Brano
La pace, l'unico blitz possibile.
L’Unione delle comunità islamiche in Italia, le Donne in Nero di Bologna, l’Arci, la Federazione nazionale della stampa, i giornalisti Rai, la Tavola della Pace, Ds, Rifondazione, Verdi. A piazza Esedra, prima dell’avvio della manifestazione, è un gran transitare di esponenti della società civile, partiti, associazioni e gente comune confluita in piazza della Repubblica per chiedere la liberazione dell’inviata del Manifesto Giuliana Sgrena, di Florence Aubenas, giornalista di Liberation e del suo interprete Hussein Hanoun, tutti e tre rapiti in Iraq, il paese del quale quotidianamente raccontavano le tragedie, le sofferenze, gli stenti inflitti dalla guerra.

(Record delle aree di impaginazione)
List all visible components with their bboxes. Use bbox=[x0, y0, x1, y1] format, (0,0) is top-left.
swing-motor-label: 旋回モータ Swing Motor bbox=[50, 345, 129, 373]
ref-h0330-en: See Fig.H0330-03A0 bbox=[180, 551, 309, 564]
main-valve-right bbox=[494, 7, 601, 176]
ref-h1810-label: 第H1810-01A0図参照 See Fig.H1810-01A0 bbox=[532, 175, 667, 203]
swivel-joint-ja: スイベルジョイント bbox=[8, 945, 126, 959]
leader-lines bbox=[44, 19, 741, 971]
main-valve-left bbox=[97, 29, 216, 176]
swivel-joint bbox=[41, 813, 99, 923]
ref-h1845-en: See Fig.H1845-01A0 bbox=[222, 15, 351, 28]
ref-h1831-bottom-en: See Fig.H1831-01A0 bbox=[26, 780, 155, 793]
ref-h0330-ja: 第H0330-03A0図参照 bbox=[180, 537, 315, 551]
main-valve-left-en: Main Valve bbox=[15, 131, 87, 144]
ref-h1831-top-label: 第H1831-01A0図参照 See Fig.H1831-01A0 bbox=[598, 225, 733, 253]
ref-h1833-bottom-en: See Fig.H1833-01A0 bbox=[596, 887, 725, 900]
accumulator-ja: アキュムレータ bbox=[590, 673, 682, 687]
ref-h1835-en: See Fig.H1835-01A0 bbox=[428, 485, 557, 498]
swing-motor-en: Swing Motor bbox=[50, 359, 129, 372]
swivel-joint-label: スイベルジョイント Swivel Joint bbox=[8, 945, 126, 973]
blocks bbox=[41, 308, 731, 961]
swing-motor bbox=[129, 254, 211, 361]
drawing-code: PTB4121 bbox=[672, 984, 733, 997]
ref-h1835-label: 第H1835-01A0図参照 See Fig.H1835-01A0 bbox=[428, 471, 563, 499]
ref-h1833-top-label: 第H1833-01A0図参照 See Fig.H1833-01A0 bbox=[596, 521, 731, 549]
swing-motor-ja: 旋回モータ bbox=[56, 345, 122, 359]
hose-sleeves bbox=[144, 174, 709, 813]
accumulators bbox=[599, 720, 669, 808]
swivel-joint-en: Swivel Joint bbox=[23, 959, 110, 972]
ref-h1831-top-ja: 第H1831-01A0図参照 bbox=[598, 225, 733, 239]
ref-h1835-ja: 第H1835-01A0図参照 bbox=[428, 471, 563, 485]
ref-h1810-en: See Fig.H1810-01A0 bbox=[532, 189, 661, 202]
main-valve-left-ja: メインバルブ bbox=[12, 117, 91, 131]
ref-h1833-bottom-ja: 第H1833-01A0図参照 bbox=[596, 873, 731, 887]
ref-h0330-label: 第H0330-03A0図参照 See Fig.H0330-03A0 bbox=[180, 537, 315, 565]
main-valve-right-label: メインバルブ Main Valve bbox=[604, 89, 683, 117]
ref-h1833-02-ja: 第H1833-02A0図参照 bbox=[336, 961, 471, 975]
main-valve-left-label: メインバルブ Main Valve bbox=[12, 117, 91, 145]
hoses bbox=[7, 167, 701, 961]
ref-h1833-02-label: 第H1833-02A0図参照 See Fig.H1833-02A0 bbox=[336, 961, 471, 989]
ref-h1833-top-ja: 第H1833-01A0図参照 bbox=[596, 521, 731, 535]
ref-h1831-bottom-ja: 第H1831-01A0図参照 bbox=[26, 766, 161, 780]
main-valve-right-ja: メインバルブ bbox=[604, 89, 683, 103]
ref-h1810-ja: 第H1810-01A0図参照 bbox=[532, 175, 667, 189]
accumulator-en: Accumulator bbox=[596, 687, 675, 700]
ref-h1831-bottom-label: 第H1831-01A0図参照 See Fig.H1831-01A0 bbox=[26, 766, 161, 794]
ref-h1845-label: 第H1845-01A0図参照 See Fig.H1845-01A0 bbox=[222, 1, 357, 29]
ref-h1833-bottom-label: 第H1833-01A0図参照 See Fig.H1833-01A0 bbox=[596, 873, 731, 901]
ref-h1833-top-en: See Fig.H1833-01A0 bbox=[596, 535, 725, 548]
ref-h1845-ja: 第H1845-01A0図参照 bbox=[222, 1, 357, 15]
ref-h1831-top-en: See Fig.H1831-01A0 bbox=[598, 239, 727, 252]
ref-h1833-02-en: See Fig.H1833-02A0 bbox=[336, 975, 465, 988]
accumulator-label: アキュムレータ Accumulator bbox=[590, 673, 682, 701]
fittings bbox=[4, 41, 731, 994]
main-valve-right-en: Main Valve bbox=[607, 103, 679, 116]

Da fare
- A) Puoi ricopiare dal brano sulla manifestazione per Giuliana Sgrena il passo che si apre con le parole "L’Unione delle comunità" e si chiude con "inflitti dalla guerra."?
- B) Puoi riscrivere in forma di elenco puntato il paragrafo del brano sulla manifestazione per Giuliana Sgrena che inizia con "L’Unione delle comunità islamiche in Italia", conservandone i fatti principali?
- C) Come prosegue il brano sulla manifestazione per Giuliana Sgrena? Scrivine il seguito a partire dal punto in cui si interrompe.
Questi record provengono da una fonte diversa.

Le risposte
- A)
L’Unione delle comunità islamiche in Italia, le Donne in Nero di Bologna, l’Arci, la Federazione nazionale della stampa, i giornalisti Rai, la Tavola della Pace, Ds, Rifondazione, Verdi. A piazza Esedra, prima dell’avvio della manifestazione, è un gran transitare di esponenti della società civile, partiti, associazioni e gente comune confluita in piazza della Repubblica per chiedere la liberazione dell’inviata del Manifesto Giuliana Sgrena, di Florence Aubenas, giornalista di Liberation e del suo interprete Hussein Hanoun, tutti e tre rapiti in Iraq, il paese del quale quotidianamente raccontavano le tragedie, le sofferenze, gli stenti inflitti dalla guerra.

- B)
- Presenti: Unione delle comunità islamiche in Italia, Donne in Nero di Bologna, Arci, Federazione nazionale della stampa, giornalisti Rai, Tavola della Pace, Ds, Rifondazione, Verdi, insieme a esponenti della società civile, partiti, associazioni e gente comune.
- Luogo: piazza Esedra, in piazza della Repubblica, prima dell’avvio della manifestazione.
- Richiesta: la liberazione di Giuliana Sgrena, inviata del Manifesto, di Florence Aubenas, giornalista di Liberation, e del suo interprete Hussein Hanoun.
- Tutti e tre sono stati rapiti in Iraq, il paese di cui raccontavano ogni giorno le tragedie, le sofferenze e gli stenti inflitti dalla guerra.

- C)
Gli organizzatori distribuiscono l’adesivo ufficiale della manifestazione. Vauro, vignettista del Manifesto, ha disegnato una famiglia – padre, madre e figlio – pronta a caricare, con la bandiera della pace utilizzata come se fosse una lancia. «L’unico blitz possibile», questa la frase che accompagna il disegno. Vauro ha colto nel segno, riassunto in uno schizzo i tre temi di questa giornata: la pace come “politica preventiva”, la fine delle ostilità in Iraq, la liberazione di chi con coraggio testimonia le sofferenze del popolo iracheno. Le tre cose si legano inscindibilmente, l’una all’altra e danno modo, dopo un po’ di tempo, di rilanciare con forza la pace in Italia. Arrivano in piazza il padre di Giuliana Sgrena e Pier Scolari, il compagno. Intorno a loro si formano capannelli di giornalisti e fotografi, i primi pronti ad annotarne le dichiarazioni, i secondi impegnati a immortalare i loro volti. Sembrano fiduciosi, rassicurati da tutta questa gente accorsa a Roma da più parti d’Italia. Ci sono i pensionati della Spi-Cgil di Brescia, un gruppetto di sardi tra i quali spicca una signora avvolta nell’immancabile bandiera, quella con i quattro mori.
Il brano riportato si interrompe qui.